CONSIGNE:
Indiquez si chacune des affirmations suivantes concorde avec le résumé du roman, en répondant par oui ou par non et en citant exactement les mots du résumé qui tranchent.
1. Romain a 18 ans.
2. Le père de Romain est devenu orphelin à 10 ans.
3. Louis a déjà confié cette histoire à plusieurs personnes avant Romain.

TEXTE PRÉSENTÉ:
++++

Parole Ouverte éditions, aout 2013

Lauréate du concours Jeunes auteurs de L’île aux livres 2013

Quand Romain, 18 ans,  interroge ses proches au sujet de la vie de son grand-père, il se heurte à un silence gêné, voire à de l’agressivité. Loin de répondre à ses questions, ces réactions alimentent son désir de savoir, de comprendre qui était cet homme que son père, orphelin à 7 ans, a si mal connu, ce mari dont sa grand-mère ne supporte pas même la simple évocation, cet aïeul qu’il n’a pas eu la chance de côtoyer.

Il se tourne alors vers Louis, un vieil homme de 86 ans, qui a bien connu son grand-père Jacques. Et pour cause.

Tandis qu’il ne s’est jamais ouvert de ce sujet si douloureux et si cher à personne, Louis accepte, pour le jeune Romain, de faire la lumière sur ces zones d’ombres, de livrer les pièces manquantes du puzzle familial. Pour qu’il puisse se construire en sachant d’où il vient. Pour qu’il sache à quel point son grand-père a compté pour Louis.

++++

DONNÉES FOURNIES:
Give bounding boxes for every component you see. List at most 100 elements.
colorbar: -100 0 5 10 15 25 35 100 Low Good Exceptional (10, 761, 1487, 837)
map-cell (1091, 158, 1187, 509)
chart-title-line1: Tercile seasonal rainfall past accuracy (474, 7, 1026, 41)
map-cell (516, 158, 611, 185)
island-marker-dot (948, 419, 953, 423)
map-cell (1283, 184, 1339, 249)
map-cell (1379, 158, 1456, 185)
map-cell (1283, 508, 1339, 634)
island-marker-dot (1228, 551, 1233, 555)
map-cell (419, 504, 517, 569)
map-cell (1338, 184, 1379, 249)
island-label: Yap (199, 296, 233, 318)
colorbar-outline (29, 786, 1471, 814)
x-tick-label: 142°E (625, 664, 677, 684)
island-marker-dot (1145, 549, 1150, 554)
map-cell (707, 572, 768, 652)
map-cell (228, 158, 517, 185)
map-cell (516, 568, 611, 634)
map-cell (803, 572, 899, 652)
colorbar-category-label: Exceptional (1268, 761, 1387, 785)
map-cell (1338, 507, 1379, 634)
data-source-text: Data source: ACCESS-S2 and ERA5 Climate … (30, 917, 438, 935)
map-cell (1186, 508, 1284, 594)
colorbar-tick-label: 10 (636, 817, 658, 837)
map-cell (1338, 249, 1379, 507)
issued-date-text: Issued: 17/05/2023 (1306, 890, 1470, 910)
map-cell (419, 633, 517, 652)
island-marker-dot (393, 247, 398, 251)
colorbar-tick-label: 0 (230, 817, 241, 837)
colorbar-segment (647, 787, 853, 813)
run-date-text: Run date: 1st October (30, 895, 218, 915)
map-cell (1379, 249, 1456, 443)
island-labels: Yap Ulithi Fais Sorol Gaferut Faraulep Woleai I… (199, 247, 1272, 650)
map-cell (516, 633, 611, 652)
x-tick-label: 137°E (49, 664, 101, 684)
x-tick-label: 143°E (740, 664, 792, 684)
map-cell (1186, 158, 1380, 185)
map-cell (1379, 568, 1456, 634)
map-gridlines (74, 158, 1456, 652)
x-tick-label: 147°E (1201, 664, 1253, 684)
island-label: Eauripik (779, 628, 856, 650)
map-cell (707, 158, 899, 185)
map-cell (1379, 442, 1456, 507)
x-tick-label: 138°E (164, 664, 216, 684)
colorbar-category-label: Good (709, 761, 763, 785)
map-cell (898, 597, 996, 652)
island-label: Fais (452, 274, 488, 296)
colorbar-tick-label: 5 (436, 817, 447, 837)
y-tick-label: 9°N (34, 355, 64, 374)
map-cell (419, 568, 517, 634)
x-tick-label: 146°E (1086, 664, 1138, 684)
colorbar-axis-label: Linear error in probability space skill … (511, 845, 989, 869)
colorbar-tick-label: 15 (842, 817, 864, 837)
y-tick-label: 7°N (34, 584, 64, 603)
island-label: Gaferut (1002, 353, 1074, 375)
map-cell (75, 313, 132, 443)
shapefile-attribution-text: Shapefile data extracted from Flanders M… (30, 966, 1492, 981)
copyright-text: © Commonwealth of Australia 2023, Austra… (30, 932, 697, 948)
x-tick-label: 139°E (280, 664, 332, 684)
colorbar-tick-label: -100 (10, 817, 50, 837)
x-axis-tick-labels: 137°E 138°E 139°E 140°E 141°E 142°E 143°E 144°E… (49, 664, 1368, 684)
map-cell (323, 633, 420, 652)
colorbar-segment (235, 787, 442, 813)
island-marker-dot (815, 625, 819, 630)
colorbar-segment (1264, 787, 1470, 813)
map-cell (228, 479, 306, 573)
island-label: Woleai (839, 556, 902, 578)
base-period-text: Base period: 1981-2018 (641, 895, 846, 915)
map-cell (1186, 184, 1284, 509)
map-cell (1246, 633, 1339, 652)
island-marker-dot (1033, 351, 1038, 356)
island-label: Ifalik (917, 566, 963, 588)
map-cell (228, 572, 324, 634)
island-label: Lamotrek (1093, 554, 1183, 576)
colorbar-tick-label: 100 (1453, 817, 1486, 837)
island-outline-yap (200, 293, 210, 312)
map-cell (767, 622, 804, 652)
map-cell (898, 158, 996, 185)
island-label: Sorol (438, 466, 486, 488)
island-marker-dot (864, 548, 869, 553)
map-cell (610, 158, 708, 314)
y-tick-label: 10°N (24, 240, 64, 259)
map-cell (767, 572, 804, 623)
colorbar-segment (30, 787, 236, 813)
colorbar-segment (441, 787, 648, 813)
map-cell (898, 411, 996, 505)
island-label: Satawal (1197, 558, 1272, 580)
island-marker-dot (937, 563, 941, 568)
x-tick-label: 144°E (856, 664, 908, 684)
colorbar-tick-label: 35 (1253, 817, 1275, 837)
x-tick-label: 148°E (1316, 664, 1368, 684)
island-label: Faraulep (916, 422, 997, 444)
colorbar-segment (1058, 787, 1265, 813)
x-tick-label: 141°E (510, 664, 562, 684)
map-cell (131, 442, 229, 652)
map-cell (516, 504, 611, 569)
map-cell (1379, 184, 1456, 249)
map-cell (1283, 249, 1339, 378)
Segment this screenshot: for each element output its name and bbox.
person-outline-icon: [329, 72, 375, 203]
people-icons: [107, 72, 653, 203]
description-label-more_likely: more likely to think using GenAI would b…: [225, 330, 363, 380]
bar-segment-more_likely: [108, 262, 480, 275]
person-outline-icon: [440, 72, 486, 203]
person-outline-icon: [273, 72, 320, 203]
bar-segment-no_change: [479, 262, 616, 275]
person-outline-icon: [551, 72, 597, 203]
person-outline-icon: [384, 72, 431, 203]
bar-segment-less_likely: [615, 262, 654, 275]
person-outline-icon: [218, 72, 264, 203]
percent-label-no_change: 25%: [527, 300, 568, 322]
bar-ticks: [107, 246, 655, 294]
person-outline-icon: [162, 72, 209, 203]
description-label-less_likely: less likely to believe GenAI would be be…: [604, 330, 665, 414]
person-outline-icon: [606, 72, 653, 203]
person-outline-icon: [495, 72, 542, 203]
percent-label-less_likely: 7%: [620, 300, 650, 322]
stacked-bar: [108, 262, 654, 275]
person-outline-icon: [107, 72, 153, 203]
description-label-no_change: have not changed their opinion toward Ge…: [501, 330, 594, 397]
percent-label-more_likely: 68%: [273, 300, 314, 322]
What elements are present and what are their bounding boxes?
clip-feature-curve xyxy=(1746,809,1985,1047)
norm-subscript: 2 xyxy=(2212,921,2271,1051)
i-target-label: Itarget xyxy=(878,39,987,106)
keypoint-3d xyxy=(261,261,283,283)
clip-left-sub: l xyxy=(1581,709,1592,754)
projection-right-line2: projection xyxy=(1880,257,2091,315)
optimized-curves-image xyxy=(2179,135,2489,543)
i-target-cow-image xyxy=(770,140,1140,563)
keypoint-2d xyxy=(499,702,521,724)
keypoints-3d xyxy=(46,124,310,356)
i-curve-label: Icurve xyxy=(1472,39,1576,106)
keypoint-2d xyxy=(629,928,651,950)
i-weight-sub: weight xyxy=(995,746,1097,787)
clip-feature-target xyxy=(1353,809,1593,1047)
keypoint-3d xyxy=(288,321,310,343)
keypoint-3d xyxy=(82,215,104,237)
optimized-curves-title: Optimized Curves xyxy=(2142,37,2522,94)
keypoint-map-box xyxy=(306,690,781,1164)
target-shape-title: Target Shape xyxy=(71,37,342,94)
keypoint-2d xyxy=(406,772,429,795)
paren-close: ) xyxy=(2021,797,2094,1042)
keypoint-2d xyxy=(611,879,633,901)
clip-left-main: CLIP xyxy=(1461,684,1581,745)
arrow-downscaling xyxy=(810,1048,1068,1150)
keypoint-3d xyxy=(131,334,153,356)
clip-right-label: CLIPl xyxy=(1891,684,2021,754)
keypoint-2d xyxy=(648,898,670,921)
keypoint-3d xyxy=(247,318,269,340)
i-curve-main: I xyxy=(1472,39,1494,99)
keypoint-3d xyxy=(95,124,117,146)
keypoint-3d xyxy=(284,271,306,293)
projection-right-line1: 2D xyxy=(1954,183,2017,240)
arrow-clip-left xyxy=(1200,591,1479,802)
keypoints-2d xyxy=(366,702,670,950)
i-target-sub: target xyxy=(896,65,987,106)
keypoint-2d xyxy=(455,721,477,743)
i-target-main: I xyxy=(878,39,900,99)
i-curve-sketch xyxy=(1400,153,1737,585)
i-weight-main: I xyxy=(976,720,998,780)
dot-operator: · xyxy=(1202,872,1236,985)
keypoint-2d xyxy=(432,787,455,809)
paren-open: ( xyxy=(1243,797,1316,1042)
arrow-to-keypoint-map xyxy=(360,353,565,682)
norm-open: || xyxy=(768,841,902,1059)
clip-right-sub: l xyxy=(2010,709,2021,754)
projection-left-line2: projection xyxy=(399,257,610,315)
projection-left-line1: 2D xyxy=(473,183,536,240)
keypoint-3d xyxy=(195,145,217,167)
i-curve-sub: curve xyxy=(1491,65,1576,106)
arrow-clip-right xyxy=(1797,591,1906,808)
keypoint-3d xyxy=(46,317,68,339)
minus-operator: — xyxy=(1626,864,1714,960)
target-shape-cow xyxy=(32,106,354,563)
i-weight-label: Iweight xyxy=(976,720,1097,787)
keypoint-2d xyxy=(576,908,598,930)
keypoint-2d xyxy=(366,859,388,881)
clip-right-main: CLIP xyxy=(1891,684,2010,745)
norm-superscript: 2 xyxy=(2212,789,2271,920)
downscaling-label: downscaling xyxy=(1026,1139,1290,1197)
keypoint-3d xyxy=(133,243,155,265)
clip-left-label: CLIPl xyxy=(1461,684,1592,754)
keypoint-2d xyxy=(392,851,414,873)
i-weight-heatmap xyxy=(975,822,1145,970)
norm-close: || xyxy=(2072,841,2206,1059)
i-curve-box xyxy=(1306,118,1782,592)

++++

RÉPONSE:
1. Oui : « Romain, 18 ans »
2. Non : « son père, orphelin à 7 ans »
3. Non : « il ne s’est jamais ouvert de ce sujet si douloureux et si cher à personne »